**Problem to solve:**
Print all of the data exactly as written.

**Dataset entries:**
◆ ◆ ◆

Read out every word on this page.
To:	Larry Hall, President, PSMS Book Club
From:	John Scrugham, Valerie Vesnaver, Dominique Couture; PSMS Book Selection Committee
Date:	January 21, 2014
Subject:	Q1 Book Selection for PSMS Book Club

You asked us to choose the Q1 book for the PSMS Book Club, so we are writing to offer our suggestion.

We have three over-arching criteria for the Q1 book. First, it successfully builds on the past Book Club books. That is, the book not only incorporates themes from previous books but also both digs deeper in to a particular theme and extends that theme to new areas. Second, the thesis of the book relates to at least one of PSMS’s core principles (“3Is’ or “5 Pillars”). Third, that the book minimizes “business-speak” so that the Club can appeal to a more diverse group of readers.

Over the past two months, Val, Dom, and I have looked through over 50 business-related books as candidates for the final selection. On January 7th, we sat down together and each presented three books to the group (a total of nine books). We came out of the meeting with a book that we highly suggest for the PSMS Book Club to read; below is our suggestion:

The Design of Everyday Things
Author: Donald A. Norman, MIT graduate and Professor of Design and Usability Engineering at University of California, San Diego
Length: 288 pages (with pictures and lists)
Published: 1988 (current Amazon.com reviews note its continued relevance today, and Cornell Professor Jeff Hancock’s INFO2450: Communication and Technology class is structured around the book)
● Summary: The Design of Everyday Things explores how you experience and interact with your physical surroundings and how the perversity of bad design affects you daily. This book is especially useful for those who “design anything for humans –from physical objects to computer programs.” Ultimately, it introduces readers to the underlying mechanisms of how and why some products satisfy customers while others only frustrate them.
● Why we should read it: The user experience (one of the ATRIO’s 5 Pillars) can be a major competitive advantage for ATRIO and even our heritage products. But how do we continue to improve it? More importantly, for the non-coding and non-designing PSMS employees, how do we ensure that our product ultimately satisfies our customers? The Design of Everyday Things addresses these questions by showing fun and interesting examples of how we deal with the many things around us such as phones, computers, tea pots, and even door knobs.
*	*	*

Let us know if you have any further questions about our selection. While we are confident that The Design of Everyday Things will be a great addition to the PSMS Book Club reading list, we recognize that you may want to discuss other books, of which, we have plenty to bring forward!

◆ ◆ ◆

**The response:**
Read out every word on this page.
To:	Larry Hall, President, PSMS Book Club
From:	John Scrugham, Valerie Vesnaver, Dominique Couture; PSMS Book Selection Committee
Date:	January 21, 2014
Subject:	Q1 Book Selection for PSMS Book Club

You asked us to choose the Q1 book for the PSMS Book Club, so we are writing to offer our suggestion.

We have three over-arching criteria for the Q1 book. First, it successfully builds on the past Book Club books. That is, the book not only incorporates themes from previous books but also both digs deeper in to a particular theme and extends that theme to new areas. Second, the thesis of the book relates to at least one of PSMS’s core principles (“3Is’ or “5 Pillars”). Third, that the book minimizes “business-speak” so that the Club can appeal to a more diverse group of readers.

Over the past two months, Val, Dom, and I have looked through over 50 business-related books as candidates for the final selection. On January 7th, we sat down together and each presented three books to the group (a total of nine books). We came out of the meeting with a book that we highly suggest for the PSMS Book Club to read; below is our suggestion:

The Design of Everyday Things
Author: Donald A. Norman, MIT graduate and Professor of Design and Usability Engineering at University of California, San Diego
Length: 288 pages (with pictures and lists)
Published: 1988 (current Amazon.com reviews note its continued relevance today, and Cornell Professor Jeff Hancock’s INFO2450: Communication and Technology class is structured around the book)
● Summary: The Design of Everyday Things explores how you experience and interact with your physical surroundings and how the perversity of bad design affects you daily. This book is especially useful for those who “design anything for humans –from physical objects to computer programs.” Ultimately, it introduces readers to the underlying mechanisms of how and why some products satisfy customers while others only frustrate them.
● Why we should read it: The user experience (one of the ATRIO’s 5 Pillars) can be a major competitive advantage for ATRIO and even our heritage products. But how do we continue to improve it? More importantly, for the non-coding and non-designing PSMS employees, how do we ensure that our product ultimately satisfies our customers? The Design of Everyday Things addresses these questions by showing fun and interesting examples of how we deal with the many things around us such as phones, computers, tea pots, and even door knobs.
*	*	*

Let us know if you have any further questions about our selection. While we are confident that The Design of Everyday Things will be a great addition to the PSMS Book Club reading list, we recognize that you may want to discuss other books, of which, we have plenty to bring forward!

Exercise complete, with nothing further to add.